● **Excerto do texto**
- - -
Para se chegar a piloto de um grande companhia, é preciso acumular experiência. Marco começa por ser instrutor, voa em aviões pequenos, depois em 2006 candidata-se à sua velha conhecida Air Madeira, entretanto rebatizada de EuroAtlantic Airways. "Fiz o curso do Boeing 767, depois do 757 e estive lá um ano. Fiz 800 horas de voo, fiz uma operação de levar peregrinos da Nigéria para Meca, também uma operação de Madrid para Buenos Aires, sempre como oficial-piloto, que é como se diz muitas vezes o co-piloto, e que tem de fazer tudo o que faz o comandante, a diferença é que este é quem toma a última decisão", conta o português.
O passo seguinte é a TAP, onde entra em 2007, passa a voar em Airbus, e fica por lá nove anos, até a oportunidade de ir para a Arábia Saudita. Além de príncipes e princesas, um dia transportou também a seleção saudita de futebol, que foi jogar à Malásia. "Era sempre aviões só com lugares de executiva", nota. Marco admite que as condições económicas foram um dos incentivos das sucessivas mudanças e que agora está feliz na Air Astana, onde pilota Airbus A319, 320 e 321 e tem um contrato que lhe permite ter alguma vida familiar: "a minha esposa é assistente de bordo na Emirates, baseada no Dubai, e os meus dois filhos vivem em Portugal. Trabalho seis semanas e depois são-me garantidas duas semanas de descanso".
Faz muitos voos internos, de até quatro horas, afinal o Cazaquistão é o nono maior país do mundo, e também para Istambul, Dubai, Pequim e Kiev. O tempo que passa em Nur Sultan agrada-lhe: "as pessoas aqui são muito acolhedoras. Claro que no inverno é muito frio. Já apanhei 45 graus negativos. Mas é engraçado que aqui, abaixo de certa temperatura, já não neva e então há dias lindíssimos, de céu limpo, em que estão talvez menos 30 graus. No verão o tempo é instável e pode estar muito quente e depois muito vento e baixar a temperatura. Em Nur Sultan há muita amplitude de temperatura".
- - -
● **Dados em análise**
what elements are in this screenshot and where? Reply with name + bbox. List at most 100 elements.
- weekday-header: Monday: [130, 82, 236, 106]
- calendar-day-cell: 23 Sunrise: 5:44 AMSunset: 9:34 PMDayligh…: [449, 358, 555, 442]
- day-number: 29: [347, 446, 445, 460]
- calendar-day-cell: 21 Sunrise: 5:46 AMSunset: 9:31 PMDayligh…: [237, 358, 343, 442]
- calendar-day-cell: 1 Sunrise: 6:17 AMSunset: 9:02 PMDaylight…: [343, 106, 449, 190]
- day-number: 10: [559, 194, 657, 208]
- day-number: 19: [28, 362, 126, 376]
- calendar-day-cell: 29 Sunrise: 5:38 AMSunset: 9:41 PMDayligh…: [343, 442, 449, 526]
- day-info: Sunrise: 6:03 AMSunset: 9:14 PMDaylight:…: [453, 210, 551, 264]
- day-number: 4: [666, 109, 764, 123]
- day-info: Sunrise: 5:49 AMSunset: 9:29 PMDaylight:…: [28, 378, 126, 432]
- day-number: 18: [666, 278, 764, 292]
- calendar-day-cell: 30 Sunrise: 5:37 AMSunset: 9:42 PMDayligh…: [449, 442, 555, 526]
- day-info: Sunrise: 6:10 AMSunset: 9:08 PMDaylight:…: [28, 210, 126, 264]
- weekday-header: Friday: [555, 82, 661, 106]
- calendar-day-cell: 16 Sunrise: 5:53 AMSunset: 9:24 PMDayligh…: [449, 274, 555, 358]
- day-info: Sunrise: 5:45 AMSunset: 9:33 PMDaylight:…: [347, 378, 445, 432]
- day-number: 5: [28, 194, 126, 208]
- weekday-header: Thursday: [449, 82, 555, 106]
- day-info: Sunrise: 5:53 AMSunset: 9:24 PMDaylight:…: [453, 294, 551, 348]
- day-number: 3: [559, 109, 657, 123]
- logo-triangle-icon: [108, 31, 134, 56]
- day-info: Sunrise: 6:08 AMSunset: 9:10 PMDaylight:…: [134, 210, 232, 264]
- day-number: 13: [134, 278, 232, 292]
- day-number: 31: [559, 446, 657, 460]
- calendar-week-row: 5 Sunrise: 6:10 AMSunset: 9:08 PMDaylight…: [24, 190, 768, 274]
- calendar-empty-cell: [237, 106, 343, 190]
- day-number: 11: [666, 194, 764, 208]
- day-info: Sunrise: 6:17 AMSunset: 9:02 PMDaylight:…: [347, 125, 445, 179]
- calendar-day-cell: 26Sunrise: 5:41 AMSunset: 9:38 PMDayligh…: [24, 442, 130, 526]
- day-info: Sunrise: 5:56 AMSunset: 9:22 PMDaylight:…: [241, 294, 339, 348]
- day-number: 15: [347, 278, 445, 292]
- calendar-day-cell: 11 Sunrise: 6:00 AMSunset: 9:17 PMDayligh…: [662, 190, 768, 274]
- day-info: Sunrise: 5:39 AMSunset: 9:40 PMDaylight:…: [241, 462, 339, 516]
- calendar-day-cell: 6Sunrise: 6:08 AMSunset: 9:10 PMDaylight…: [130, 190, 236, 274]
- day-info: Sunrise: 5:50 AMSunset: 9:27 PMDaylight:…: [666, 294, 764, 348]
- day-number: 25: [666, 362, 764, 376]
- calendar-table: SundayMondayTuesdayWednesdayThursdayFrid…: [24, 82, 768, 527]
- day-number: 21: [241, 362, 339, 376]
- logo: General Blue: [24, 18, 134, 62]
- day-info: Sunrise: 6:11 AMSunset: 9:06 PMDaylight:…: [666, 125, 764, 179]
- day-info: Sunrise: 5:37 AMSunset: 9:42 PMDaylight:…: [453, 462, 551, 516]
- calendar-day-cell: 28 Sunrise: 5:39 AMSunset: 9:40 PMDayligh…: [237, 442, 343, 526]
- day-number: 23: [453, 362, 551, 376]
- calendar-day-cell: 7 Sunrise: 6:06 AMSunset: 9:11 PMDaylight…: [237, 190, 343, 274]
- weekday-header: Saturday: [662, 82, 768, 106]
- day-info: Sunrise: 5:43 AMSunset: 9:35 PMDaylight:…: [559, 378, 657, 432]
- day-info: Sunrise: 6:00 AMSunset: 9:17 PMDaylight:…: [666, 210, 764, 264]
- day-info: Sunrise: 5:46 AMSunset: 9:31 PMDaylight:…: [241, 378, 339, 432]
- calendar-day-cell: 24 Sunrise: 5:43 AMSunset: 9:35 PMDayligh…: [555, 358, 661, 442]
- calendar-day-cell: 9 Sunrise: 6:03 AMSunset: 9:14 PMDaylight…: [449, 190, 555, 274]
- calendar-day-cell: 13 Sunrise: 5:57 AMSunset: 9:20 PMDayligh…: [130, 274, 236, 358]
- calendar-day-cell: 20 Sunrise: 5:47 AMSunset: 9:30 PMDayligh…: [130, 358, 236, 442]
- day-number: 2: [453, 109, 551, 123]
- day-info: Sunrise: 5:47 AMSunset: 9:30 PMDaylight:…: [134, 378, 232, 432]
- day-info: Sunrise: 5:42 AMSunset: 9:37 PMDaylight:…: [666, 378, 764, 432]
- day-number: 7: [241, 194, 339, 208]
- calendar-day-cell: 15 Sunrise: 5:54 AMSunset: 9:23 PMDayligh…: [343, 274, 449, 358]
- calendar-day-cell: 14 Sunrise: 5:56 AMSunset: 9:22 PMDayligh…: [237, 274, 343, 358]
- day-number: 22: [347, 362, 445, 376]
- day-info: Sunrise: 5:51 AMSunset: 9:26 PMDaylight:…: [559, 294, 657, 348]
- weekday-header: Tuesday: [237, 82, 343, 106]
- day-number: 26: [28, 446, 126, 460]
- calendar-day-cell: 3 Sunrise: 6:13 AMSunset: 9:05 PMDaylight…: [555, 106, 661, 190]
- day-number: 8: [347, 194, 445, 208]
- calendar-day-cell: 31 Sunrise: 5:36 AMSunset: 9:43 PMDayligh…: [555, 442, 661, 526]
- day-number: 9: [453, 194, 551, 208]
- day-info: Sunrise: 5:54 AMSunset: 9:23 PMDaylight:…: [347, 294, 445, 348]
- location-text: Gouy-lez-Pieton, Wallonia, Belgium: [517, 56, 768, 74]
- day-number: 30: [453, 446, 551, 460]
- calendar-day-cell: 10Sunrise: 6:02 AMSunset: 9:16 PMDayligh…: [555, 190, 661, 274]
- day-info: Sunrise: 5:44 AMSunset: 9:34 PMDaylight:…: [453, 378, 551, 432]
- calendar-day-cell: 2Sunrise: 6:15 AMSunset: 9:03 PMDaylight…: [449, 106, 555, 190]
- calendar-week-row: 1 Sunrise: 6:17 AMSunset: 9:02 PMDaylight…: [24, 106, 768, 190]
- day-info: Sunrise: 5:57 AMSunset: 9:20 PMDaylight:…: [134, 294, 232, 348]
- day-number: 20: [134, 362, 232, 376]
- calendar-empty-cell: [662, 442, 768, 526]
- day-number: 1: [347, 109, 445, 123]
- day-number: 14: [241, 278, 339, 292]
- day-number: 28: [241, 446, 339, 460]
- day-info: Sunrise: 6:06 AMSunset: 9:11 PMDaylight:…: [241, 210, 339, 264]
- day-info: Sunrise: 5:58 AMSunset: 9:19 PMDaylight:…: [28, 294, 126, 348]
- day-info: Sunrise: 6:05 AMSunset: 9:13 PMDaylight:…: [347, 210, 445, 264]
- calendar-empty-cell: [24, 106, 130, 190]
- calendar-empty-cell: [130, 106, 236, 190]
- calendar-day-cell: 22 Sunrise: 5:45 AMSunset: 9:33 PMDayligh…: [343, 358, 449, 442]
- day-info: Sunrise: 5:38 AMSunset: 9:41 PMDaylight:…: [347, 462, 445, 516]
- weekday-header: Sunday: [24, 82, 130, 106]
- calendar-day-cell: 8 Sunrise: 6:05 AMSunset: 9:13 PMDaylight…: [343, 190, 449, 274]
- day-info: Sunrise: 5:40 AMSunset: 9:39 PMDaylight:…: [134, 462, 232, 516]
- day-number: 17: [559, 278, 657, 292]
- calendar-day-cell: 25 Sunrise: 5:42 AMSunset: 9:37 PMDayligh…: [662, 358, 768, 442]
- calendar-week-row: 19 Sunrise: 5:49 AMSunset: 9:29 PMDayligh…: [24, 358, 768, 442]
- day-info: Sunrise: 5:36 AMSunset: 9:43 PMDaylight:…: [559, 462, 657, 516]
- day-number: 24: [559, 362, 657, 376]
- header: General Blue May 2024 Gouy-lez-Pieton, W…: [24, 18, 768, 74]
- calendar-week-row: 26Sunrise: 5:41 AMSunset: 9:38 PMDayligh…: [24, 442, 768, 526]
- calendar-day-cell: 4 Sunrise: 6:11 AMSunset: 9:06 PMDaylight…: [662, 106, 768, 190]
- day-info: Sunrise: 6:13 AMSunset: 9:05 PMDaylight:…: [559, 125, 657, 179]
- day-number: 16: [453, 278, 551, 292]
- - -
● **Tarefas a realizar**
**a)** No texto sobre o piloto Marco, quantas semanas de descanso lhe são garantidas depois de seis semanas de trabalho na Air Astana?
**b)** Continue o texto sobre o piloto Marco a partir da última frase apresentada.

● **Respostas às tarefas**
**a)** Duas semanas.

**b)**
Ouço-o falar em russo com o empregado do hotel, também umas palavras em cazaque com o taxista que nos leva ao edifício da Ópera de Astana para a fotografia. "Aqui é preciso saber um pouco de russo ou não nos safamos bem. Também umas palavras em cazaque são muito valorizadas". Tem amigos na pequena comunidade portuguesa, como Artur Vieira, outro piloto da Air Astana, casado com uma cazaque, e Alfredo Vitorino, que lidera uma empresa, a Kazytec. Marco pensa renovar contrato, até porque a empresa, diz, está em crescimento, precisa de pilotos e ele, cada vez que entra num avião, sente "a paixão de voar".
Marco ainda não se aventurou na carne de cavalo que é prato tradicional dos cazaques, povo das estepes muitos séculos nómada. "Come-se bem em Nur Sultan, há muita diversidade, mas para muita pena minha não há restaurantes portugueses. O que fazemos os portugueses é sempre que alguém vem de Portugal traz bacalhau e juntamo-nos à mesa a comer".